## PROBLEM TO WORK ON
Reproduce exactly the lines from the one containing "What's the underlying" through the last line of the records below, both included, and nothing else.

____ EXERCISE MATERIALS

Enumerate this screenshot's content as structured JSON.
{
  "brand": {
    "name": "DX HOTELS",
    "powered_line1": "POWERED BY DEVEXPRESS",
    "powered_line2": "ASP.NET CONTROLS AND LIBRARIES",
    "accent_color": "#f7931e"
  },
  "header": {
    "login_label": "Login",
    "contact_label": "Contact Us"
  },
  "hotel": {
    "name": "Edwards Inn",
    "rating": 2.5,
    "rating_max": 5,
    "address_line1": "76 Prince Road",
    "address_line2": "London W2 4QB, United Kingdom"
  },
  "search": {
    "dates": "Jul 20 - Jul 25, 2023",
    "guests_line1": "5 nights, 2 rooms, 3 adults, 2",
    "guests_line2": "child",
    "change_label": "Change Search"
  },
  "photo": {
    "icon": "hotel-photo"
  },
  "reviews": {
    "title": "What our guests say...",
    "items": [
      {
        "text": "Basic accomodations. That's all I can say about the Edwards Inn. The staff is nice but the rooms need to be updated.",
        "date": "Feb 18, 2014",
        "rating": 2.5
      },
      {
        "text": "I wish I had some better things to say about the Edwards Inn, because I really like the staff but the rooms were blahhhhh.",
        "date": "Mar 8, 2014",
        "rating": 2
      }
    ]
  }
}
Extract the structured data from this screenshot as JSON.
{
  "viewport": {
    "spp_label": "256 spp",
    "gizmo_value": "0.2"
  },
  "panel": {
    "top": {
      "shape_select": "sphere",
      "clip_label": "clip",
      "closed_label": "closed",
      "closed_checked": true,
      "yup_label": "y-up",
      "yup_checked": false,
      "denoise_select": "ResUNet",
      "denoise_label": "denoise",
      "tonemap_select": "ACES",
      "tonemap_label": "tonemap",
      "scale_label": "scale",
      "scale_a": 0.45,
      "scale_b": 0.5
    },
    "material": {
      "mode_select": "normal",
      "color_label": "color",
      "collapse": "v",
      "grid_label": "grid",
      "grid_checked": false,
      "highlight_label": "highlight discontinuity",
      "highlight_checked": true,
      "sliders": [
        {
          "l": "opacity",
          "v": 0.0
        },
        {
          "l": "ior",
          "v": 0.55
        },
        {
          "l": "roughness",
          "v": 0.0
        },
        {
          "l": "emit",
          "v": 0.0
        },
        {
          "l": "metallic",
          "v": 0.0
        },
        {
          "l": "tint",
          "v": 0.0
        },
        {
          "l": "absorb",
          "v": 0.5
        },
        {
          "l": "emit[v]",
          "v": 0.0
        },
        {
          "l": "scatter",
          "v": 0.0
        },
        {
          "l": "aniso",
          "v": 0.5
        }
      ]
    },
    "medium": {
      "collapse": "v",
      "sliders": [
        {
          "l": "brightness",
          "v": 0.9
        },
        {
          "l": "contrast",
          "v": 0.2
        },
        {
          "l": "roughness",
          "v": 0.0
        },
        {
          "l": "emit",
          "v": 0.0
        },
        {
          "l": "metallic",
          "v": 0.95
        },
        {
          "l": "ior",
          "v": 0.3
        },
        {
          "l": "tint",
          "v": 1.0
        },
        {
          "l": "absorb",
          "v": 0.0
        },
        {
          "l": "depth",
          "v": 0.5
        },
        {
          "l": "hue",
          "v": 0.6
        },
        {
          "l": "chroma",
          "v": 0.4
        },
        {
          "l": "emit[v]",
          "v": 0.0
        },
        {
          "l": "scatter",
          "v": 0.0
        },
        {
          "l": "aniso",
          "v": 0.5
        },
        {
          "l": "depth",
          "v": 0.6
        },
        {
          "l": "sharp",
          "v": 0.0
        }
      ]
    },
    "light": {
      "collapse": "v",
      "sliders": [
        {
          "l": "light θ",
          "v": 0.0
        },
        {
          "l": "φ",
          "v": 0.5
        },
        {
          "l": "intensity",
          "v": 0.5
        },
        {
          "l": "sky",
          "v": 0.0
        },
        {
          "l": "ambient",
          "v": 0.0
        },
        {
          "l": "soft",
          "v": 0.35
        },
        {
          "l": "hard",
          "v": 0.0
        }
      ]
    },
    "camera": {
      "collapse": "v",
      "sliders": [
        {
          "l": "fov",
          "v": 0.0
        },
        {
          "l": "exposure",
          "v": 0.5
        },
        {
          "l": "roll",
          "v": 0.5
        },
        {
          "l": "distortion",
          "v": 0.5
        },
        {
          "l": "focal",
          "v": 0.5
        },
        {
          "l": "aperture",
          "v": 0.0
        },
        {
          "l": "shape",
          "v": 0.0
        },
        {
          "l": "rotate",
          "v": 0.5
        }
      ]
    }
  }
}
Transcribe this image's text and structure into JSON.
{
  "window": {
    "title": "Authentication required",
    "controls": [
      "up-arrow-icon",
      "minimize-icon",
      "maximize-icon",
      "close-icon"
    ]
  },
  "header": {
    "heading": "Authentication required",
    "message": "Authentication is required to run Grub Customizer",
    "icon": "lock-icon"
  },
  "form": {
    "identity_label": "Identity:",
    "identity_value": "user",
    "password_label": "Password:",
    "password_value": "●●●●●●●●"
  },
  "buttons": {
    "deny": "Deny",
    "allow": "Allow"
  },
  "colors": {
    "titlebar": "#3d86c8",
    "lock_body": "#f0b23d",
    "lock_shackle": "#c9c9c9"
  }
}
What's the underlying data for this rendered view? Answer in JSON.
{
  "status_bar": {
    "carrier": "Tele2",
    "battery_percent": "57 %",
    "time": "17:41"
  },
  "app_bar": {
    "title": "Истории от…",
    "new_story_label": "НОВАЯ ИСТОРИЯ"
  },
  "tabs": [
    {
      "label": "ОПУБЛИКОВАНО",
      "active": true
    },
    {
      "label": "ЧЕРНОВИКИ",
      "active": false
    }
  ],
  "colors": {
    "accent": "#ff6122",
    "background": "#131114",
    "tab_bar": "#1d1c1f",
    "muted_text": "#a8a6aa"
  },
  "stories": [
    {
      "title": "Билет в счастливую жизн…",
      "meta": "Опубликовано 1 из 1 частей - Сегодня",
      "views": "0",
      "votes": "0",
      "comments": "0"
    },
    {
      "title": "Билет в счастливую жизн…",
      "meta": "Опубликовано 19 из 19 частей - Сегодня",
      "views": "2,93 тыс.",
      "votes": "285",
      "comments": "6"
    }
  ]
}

________

## SOLUTION
What's the underlying data for this rendered view? Answer in JSON.
{
  "status_bar": {
    "carrier": "Tele2",
    "battery_percent": "57 %",
    "time": "17:41"
  },
  "app_bar": {
    "title": "Истории от…",
    "new_story_label": "НОВАЯ ИСТОРИЯ"
  },
  "tabs": [
    {
      "label": "ОПУБЛИКОВАНО",
      "active": true
    },
    {
      "label": "ЧЕРНОВИКИ",
      "active": false
    }
  ],
  "colors": {
    "accent": "#ff6122",
    "background": "#131114",
    "tab_bar": "#1d1c1f",
    "muted_text": "#a8a6aa"
  },
  "stories": [
    {
      "title": "Билет в счастливую жизн…",
      "meta": "Опубликовано 1 из 1 частей - Сегодня",
      "views": "0",
      "votes": "0",
      "comments": "0"
    },
    {
      "title": "Билет в счастливую жизн…",
      "meta": "Опубликовано 19 из 19 частей - Сегодня",
      "views": "2,93 тыс.",
      "votes": "285",
      "comments": "6"
    }
  ]
}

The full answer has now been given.